§ **SUPPLIED RECORDS**
★ ★ ★ ★
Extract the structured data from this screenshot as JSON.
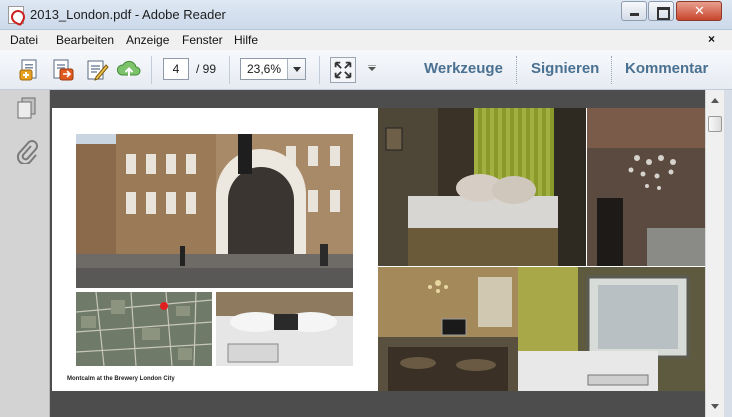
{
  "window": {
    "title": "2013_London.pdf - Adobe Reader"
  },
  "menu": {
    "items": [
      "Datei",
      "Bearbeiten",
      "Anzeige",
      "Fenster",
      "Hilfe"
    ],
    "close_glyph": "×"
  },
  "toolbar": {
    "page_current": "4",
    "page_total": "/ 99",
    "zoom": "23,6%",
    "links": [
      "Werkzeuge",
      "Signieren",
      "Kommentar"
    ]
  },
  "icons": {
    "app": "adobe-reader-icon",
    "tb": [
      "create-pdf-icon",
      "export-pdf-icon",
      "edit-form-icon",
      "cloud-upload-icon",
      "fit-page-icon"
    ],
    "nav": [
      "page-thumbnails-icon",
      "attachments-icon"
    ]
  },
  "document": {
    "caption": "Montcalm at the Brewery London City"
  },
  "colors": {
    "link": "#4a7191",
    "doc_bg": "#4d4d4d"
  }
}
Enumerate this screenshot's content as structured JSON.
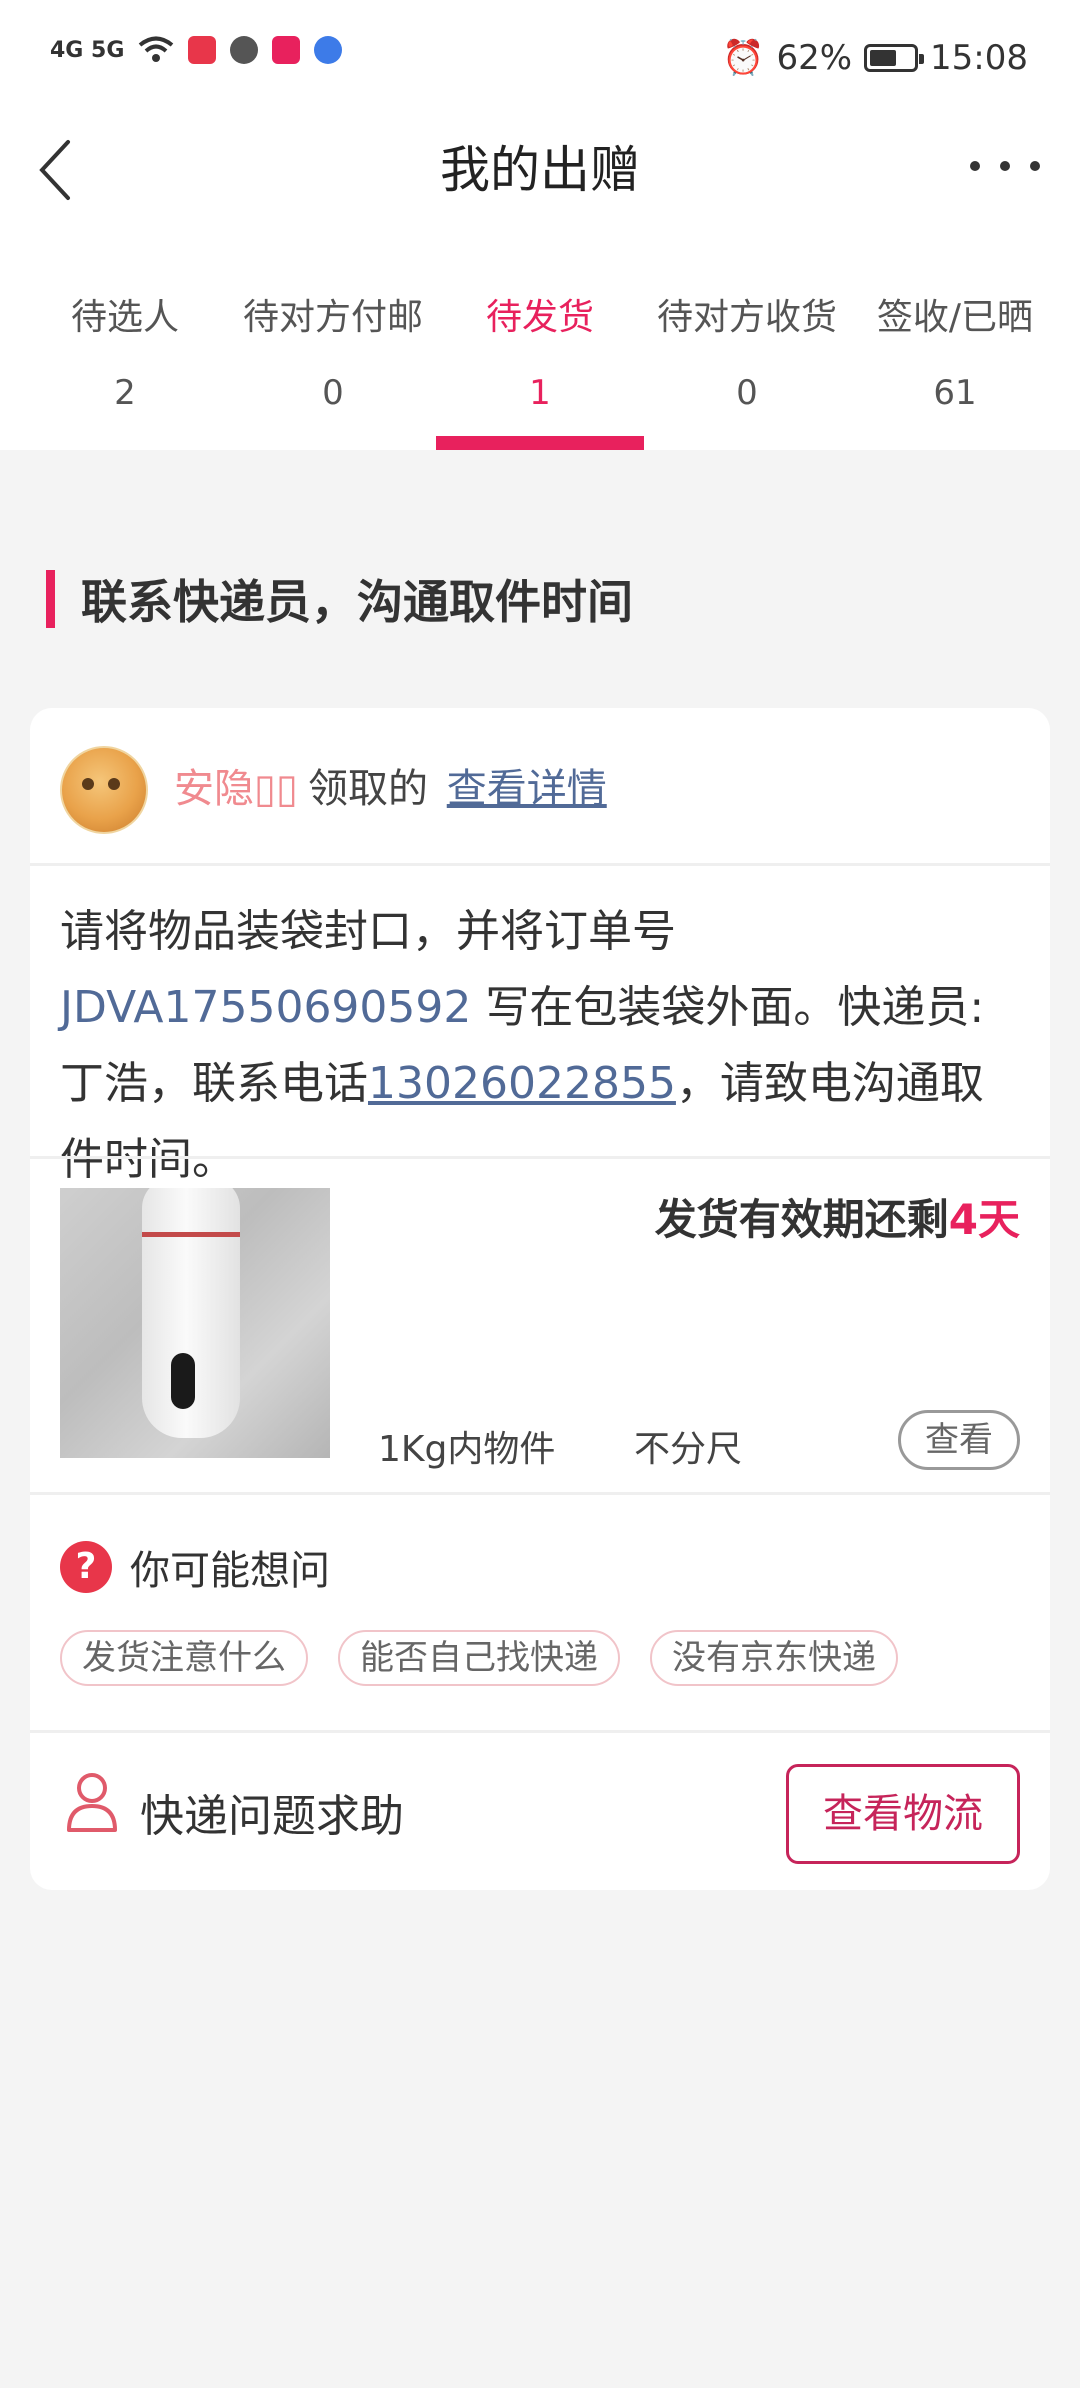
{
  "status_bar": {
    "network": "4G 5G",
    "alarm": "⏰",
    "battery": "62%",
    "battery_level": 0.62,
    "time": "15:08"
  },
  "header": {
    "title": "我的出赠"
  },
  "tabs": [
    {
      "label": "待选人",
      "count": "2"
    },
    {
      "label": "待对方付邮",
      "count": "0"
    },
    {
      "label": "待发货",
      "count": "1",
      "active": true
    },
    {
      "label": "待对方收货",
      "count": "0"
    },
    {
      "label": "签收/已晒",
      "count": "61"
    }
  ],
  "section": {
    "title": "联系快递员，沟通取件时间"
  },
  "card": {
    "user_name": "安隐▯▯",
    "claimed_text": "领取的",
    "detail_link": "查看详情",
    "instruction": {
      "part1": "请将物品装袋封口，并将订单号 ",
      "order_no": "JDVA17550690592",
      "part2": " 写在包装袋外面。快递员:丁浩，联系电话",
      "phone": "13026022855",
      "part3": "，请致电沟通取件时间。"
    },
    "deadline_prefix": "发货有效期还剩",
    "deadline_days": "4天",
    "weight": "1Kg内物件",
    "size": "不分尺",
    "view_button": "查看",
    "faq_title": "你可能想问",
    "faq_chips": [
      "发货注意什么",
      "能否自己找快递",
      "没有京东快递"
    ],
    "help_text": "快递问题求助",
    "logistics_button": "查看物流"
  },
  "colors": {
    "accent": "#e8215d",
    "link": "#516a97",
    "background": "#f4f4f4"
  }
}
★ ★ ★ ★
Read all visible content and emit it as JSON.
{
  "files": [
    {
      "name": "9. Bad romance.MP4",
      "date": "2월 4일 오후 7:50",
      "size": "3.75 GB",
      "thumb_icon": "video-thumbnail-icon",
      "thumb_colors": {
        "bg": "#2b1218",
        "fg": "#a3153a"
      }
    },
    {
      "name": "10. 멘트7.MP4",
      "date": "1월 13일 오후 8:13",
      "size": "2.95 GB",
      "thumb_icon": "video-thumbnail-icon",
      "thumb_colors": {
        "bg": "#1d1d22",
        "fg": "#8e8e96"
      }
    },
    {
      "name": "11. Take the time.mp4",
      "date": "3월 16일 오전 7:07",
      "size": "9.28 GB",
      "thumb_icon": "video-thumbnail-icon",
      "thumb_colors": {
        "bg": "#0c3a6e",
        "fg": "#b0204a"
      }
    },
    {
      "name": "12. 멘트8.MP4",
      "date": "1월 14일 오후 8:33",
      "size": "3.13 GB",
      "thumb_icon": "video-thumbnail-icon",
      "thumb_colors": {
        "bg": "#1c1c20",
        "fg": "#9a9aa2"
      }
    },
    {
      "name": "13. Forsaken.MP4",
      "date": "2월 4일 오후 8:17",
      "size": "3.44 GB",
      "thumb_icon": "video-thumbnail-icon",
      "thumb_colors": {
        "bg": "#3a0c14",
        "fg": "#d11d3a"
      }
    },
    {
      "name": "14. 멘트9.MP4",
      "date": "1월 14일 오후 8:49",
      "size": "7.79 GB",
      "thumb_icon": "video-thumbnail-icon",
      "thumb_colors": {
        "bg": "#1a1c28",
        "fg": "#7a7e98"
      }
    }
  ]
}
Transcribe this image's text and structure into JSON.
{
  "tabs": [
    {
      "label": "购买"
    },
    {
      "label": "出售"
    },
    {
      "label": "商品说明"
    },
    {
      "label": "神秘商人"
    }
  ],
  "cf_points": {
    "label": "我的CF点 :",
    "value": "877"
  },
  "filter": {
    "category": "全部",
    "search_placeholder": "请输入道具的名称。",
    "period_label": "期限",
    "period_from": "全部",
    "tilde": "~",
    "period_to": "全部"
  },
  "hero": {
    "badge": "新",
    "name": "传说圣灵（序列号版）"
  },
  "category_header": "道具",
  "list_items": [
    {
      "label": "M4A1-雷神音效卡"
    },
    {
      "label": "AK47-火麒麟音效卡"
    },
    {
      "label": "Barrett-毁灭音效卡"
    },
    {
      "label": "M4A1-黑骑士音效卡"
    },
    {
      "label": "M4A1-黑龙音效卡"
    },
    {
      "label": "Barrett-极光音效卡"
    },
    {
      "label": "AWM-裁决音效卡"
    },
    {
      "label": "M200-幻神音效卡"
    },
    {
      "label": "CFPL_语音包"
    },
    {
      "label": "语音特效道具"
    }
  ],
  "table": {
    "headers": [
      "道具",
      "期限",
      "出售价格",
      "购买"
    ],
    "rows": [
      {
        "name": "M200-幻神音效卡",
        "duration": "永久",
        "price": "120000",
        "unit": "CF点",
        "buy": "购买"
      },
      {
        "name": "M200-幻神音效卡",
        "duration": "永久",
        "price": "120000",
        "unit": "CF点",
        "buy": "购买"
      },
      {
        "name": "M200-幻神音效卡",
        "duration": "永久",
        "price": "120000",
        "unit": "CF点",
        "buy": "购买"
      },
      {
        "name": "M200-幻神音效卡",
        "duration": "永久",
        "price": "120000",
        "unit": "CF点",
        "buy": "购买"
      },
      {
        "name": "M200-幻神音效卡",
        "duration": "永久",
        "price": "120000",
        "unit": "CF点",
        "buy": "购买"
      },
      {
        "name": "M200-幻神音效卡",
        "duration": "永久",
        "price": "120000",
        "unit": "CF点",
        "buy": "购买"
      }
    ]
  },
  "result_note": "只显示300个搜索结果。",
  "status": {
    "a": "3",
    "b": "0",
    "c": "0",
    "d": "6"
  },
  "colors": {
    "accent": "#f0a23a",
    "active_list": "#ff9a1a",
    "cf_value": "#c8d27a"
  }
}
★ ★ ★ ★
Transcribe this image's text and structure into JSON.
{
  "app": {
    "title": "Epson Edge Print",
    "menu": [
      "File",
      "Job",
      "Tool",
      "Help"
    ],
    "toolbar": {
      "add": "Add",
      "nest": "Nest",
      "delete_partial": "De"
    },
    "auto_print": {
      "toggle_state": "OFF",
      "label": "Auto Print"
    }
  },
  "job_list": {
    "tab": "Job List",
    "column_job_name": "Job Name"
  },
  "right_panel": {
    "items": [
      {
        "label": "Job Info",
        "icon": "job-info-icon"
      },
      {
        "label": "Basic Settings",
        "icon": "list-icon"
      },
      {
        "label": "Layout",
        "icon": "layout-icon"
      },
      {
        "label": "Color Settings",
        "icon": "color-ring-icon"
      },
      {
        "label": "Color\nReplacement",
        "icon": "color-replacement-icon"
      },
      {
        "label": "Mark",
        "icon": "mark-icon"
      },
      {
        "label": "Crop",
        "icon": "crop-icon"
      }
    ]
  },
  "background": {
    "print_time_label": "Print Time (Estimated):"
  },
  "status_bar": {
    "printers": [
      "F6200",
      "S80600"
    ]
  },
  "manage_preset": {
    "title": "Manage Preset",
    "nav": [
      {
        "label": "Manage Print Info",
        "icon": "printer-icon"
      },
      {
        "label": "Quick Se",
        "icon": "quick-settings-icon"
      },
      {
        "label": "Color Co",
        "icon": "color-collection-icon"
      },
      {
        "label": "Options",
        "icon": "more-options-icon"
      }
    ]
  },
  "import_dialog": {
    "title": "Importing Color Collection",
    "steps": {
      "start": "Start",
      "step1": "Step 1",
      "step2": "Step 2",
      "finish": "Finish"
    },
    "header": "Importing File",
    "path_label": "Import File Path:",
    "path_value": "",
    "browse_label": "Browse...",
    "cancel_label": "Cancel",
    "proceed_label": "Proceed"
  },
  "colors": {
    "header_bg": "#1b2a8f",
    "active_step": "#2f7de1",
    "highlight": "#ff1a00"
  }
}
★ ★ ★ ★
Copy out each line in the listing that has the word "JSON".

§ **RESPONSE**
Extract the structured data from this screenshot as JSON.
Enumerate this screenshot's content as structured JSON.
Read all visible content and emit it as JSON.
Transcribe this image's text and structure into JSON.
Transcribe this image's text and structure into JSON.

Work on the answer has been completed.